● Objective
Which lines in the records below contain the string "axis"? Copy each of those lines in full.

Labeled box records
★ ★ ★

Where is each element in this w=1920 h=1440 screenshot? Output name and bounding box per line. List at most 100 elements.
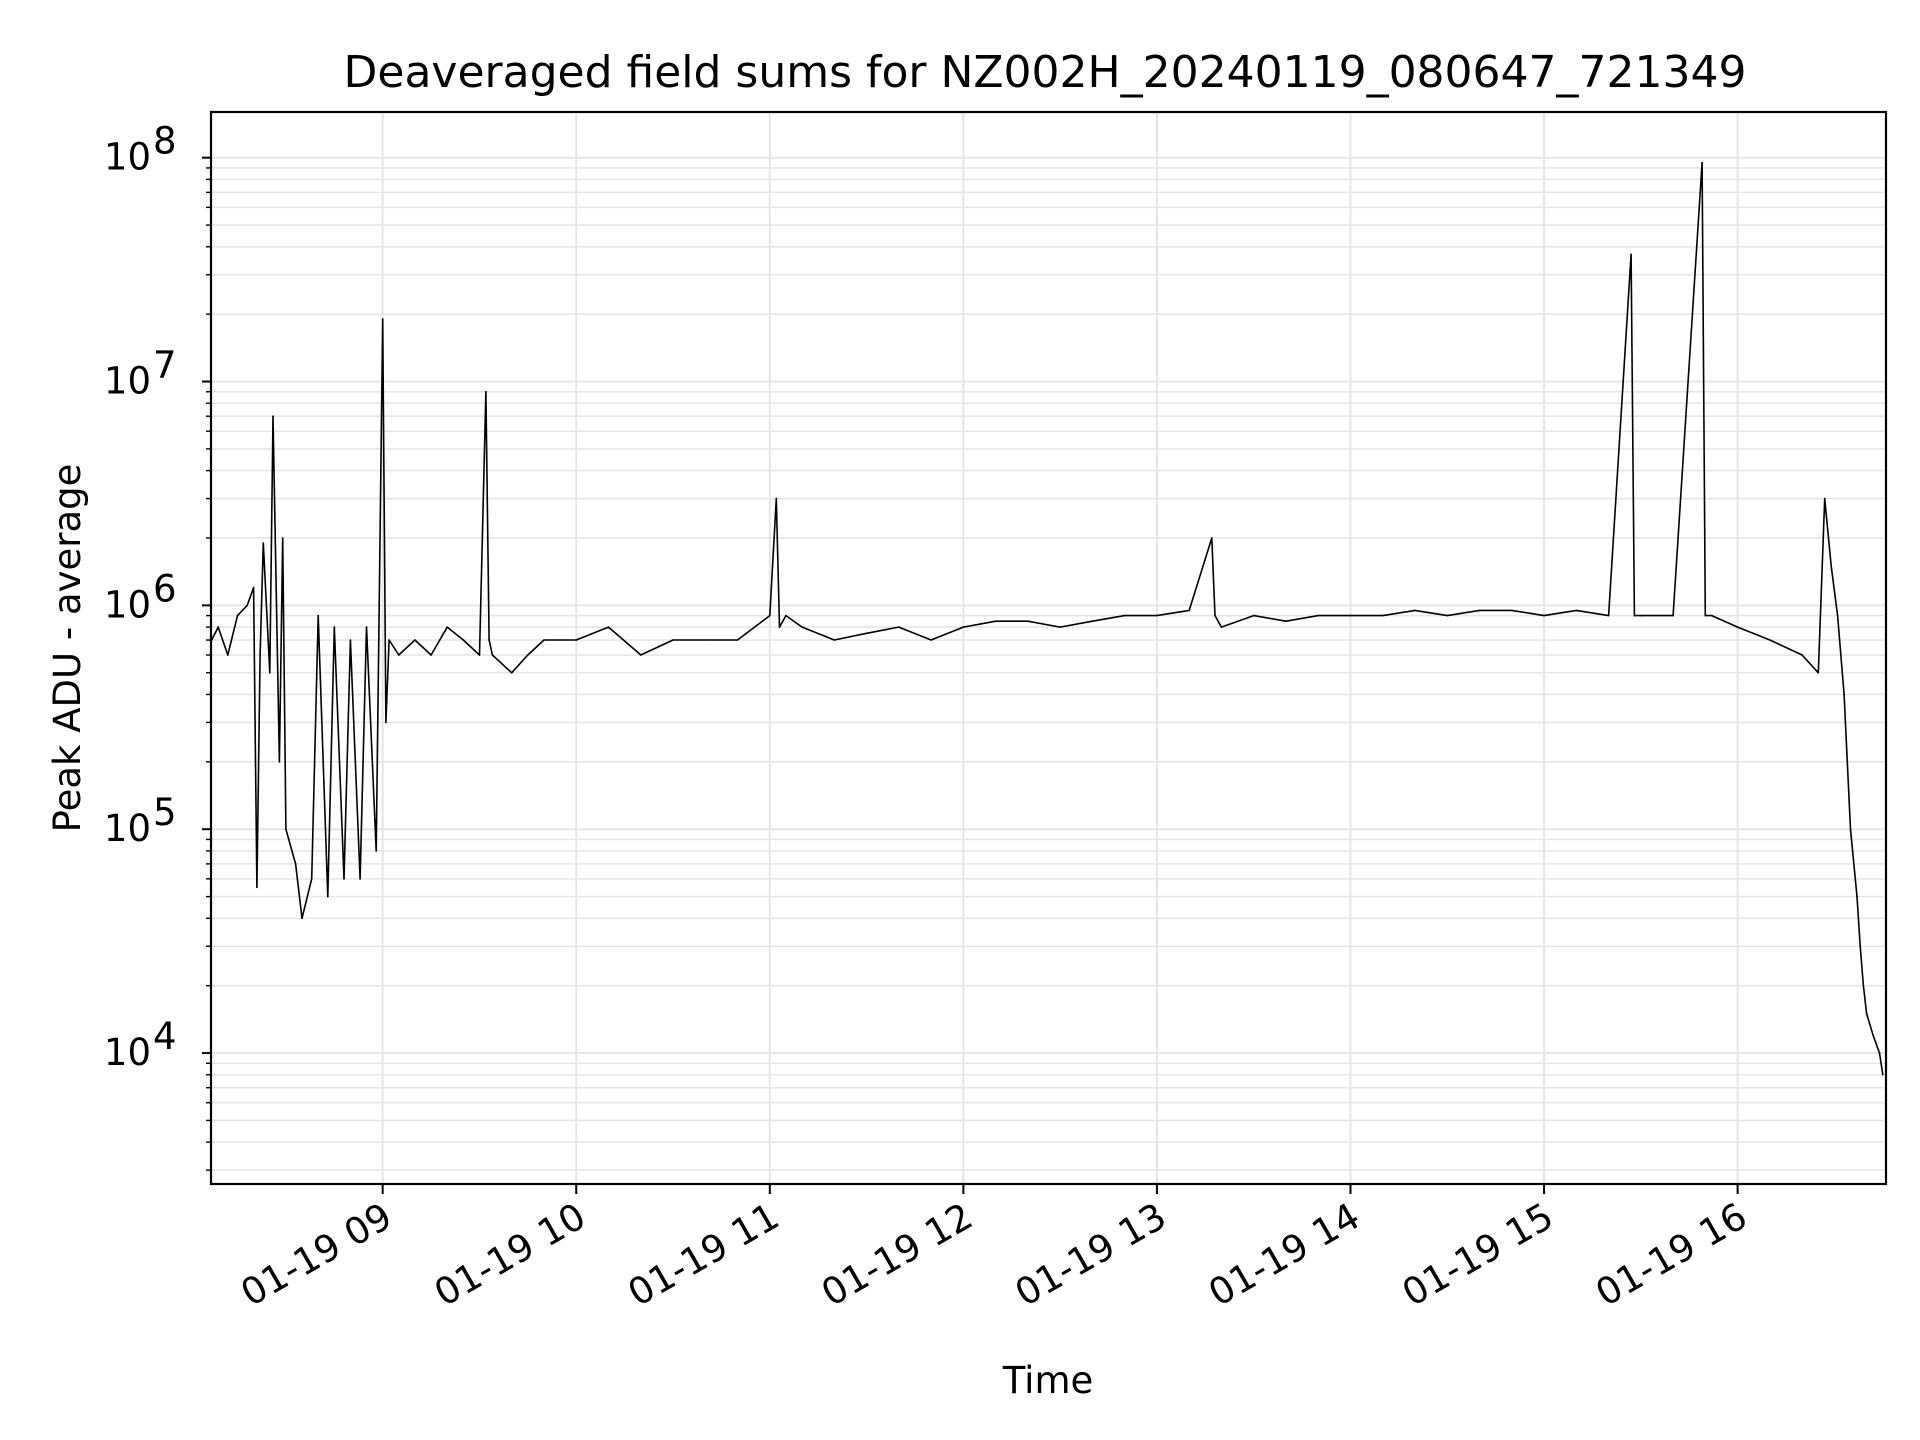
data-point: [1252, 614, 1255, 617]
grid: [211, 112, 1886, 1184]
data-point: [1849, 828, 1852, 830]
data-point: [301, 917, 303, 920]
data-point: [865, 632, 868, 635]
data-point: [1414, 609, 1416, 612]
data-point: [785, 614, 787, 617]
data-point: [1856, 895, 1858, 898]
data-point: [527, 654, 529, 656]
data-point: [775, 497, 778, 500]
data-point: [381, 318, 384, 320]
data-point: [672, 639, 674, 641]
data-point: [1381, 614, 1384, 617]
data-point: [488, 639, 490, 641]
data-point: [272, 415, 274, 418]
y-tick-exponent: 5: [153, 791, 177, 834]
data-point: [227, 654, 229, 656]
data-point: [1830, 565, 1832, 567]
data-point: [1865, 1012, 1868, 1015]
data-point: [1872, 1034, 1874, 1037]
y-tick-exponent: 8: [153, 120, 177, 163]
data-point: [1220, 626, 1223, 628]
data-point: [898, 626, 900, 628]
data-point: [1801, 654, 1803, 656]
data-point: [1349, 614, 1352, 617]
y-tick-label: 10: [104, 807, 151, 850]
data-point: [1211, 537, 1213, 539]
data-point: [510, 672, 513, 674]
data-point: [1769, 639, 1771, 641]
y-tick-exponent: 6: [153, 567, 177, 610]
data-point: [1511, 609, 1513, 612]
y-tick-label: 10: [104, 583, 151, 626]
data-point: [1630, 253, 1632, 256]
data-point: [736, 639, 739, 641]
data-point: [1607, 614, 1610, 617]
data-point: [310, 878, 313, 880]
data-point: [1575, 609, 1578, 612]
data-point: [1059, 626, 1061, 628]
x-tick-label: 01-19 09: [234, 1195, 400, 1315]
data-point: [359, 878, 361, 880]
data-point: [414, 639, 416, 641]
data-point: [430, 654, 432, 656]
data-point: [1817, 672, 1820, 674]
data-point: [375, 850, 378, 852]
x-axis-label: Time: [1002, 1359, 1094, 1402]
data-point: [769, 614, 771, 617]
data-point: [930, 639, 932, 641]
data-point: [1823, 497, 1826, 500]
data-point: [446, 626, 449, 628]
x-tick-label: 01-19 15: [1395, 1195, 1561, 1315]
data-point: [1862, 984, 1865, 987]
x-tick-label: 01-19 14: [1201, 1195, 1367, 1315]
y-tick-label: 10: [104, 1031, 151, 1074]
data-point: [575, 639, 577, 641]
data-point: [1156, 614, 1158, 617]
data-point: [1859, 945, 1861, 947]
data-point: [833, 639, 836, 641]
x-tick-label: 01-19 13: [1008, 1195, 1174, 1315]
data-point: [217, 626, 219, 628]
data-point: [1446, 614, 1449, 617]
data-point: [278, 761, 281, 763]
data-point: [365, 626, 368, 628]
data-point: [1843, 693, 1845, 696]
data-point: [1543, 614, 1545, 617]
chart-title: Deaveraged field sums for NZ002H_2024011…: [344, 47, 1747, 98]
x-tick-label: 01-19 16: [1589, 1195, 1755, 1315]
y-tick-label: 10: [104, 360, 151, 403]
data-point: [478, 654, 481, 656]
data-point: [1640, 614, 1642, 617]
data-point: [1188, 609, 1190, 612]
data-point: [1091, 620, 1094, 622]
data-point: [962, 626, 965, 628]
data-point: [327, 895, 329, 898]
data-point: [385, 721, 387, 724]
data-point: [1027, 620, 1029, 622]
data-point: [1878, 1052, 1881, 1054]
data-point: [640, 654, 642, 656]
data-point: [349, 639, 352, 641]
data-point: [704, 639, 707, 641]
data-point: [1711, 614, 1713, 617]
data-point: [994, 620, 997, 622]
data-point: [1478, 609, 1481, 612]
data-point: [285, 828, 287, 830]
data-point: [801, 626, 803, 628]
data-point: [236, 614, 239, 617]
data-point: [294, 863, 297, 865]
data-point: [485, 391, 487, 393]
data-point: [1736, 626, 1739, 628]
data-point: [1123, 614, 1126, 617]
y-tick-exponent: 7: [153, 344, 177, 387]
y-tick-label: 10: [104, 136, 151, 179]
data-point: [1672, 614, 1674, 617]
y-axis-label: Peak ADU - average: [46, 464, 89, 833]
data-point: [281, 537, 284, 539]
data-point: [269, 672, 271, 674]
data-point: [1882, 1073, 1884, 1076]
x-tick-label: 01-19 11: [621, 1195, 787, 1315]
series-layer: [210, 161, 1884, 1076]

★ ★ ★

● Completed exercise
x-axis-label: Time: [1002, 1359, 1094, 1402]
y-axis-label: Peak ADU - average: [46, 464, 89, 833]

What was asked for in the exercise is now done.